Goal of the exercise: Copy each line exactly.

(Dataset records)
------------------------------------------------------------------------
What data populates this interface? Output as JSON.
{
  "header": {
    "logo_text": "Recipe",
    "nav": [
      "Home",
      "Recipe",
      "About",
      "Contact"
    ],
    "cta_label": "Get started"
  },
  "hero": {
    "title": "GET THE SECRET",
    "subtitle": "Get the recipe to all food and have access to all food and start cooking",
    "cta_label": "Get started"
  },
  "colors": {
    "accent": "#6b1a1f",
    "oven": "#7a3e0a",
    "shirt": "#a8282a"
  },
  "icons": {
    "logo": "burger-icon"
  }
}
------------------------------------------------------------------------
Correct response:
What data populates this interface? Output as JSON.
{
  "header": {
    "logo_text": "Recipe",
    "nav": [
      "Home",
      "Recipe",
      "About",
      "Contact"
    ],
    "cta_label": "Get started"
  },
  "hero": {
    "title": "GET THE SECRET",
    "subtitle": "Get the recipe to all food and have access to all food and start cooking",
    "cta_label": "Get started"
  },
  "colors": {
    "accent": "#6b1a1f",
    "oven": "#7a3e0a",
    "shirt": "#a8282a"
  },
  "icons": {
    "logo": "burger-icon"
  }
}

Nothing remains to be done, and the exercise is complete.